__EXERCISE INSTRUCTIONS__: Every line below that mentions the word "para" should be copied out.

__RECORDS TO PROCESS__:

____

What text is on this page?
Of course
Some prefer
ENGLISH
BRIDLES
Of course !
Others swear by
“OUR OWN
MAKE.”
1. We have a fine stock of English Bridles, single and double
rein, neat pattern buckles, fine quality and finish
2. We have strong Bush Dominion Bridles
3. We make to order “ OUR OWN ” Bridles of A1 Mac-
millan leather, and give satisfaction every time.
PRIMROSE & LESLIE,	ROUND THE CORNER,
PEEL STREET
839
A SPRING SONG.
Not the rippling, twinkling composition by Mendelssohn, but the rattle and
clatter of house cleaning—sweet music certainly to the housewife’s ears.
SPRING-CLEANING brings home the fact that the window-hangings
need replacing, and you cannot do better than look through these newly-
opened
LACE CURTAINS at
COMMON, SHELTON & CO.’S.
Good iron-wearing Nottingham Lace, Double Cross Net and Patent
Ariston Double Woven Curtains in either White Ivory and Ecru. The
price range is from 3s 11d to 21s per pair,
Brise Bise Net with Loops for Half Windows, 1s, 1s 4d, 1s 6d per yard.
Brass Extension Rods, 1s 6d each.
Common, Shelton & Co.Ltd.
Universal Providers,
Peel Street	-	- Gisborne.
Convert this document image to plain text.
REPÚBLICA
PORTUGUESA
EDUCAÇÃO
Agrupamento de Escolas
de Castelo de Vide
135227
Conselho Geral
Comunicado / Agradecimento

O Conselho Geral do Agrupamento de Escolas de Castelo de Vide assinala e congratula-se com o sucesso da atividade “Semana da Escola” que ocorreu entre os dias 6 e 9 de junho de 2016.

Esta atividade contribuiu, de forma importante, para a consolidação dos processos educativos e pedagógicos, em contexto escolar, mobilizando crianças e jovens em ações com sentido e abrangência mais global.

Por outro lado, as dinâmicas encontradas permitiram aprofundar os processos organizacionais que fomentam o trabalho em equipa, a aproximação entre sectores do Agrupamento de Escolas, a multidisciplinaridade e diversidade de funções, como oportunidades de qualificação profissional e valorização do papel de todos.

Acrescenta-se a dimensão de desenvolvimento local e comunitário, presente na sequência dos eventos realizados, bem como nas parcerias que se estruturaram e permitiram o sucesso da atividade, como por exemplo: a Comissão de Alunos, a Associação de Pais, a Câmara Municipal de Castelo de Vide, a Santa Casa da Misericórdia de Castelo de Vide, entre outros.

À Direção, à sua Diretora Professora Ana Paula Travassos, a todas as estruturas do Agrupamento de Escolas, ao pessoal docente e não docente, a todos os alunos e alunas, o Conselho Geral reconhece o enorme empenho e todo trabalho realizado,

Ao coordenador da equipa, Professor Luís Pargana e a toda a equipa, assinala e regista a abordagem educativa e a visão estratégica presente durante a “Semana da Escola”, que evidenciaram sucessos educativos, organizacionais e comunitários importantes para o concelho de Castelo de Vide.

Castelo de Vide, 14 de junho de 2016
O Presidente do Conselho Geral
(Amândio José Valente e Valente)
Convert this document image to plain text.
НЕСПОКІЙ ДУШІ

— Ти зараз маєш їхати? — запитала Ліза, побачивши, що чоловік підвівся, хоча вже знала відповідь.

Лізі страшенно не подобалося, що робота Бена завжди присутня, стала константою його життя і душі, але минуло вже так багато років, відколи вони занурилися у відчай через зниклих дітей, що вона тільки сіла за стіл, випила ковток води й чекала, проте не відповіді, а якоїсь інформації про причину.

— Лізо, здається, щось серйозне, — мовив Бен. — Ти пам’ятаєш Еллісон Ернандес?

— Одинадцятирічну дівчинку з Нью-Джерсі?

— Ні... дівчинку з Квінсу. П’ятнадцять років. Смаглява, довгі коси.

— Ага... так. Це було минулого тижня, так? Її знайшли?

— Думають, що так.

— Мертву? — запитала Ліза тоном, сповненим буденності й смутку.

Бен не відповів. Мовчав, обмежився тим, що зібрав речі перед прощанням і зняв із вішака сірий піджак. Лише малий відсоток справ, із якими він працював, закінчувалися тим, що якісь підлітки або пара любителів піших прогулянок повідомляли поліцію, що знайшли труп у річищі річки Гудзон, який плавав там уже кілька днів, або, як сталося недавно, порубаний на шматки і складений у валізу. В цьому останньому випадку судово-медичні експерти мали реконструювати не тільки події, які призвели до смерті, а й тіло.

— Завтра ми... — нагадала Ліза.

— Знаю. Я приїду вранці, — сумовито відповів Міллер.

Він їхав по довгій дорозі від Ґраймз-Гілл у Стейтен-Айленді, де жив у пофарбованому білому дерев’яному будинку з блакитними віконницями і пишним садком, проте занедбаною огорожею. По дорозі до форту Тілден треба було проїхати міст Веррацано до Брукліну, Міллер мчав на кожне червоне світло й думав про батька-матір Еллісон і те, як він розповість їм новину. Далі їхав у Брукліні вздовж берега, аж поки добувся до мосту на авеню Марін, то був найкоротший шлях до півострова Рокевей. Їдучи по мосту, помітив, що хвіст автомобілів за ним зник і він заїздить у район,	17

____

__RESPONSE__:
Esta atividade contribuiu, de forma importante, para a consolidação dos processos educativos e pedagógicos, em contexto escolar, mobilizando crianças e jovens em ações com sentido e abrangência mais global.
Ao coordenador da equipa, Professor Luís Pargana e a toda a equipa, assinala e regista a abordagem educativa e a visão estratégica presente durante a “Semana da Escola”, que evidenciaram sucessos educativos, organizacionais e comunitários importantes para o concelho de Castelo de Vide.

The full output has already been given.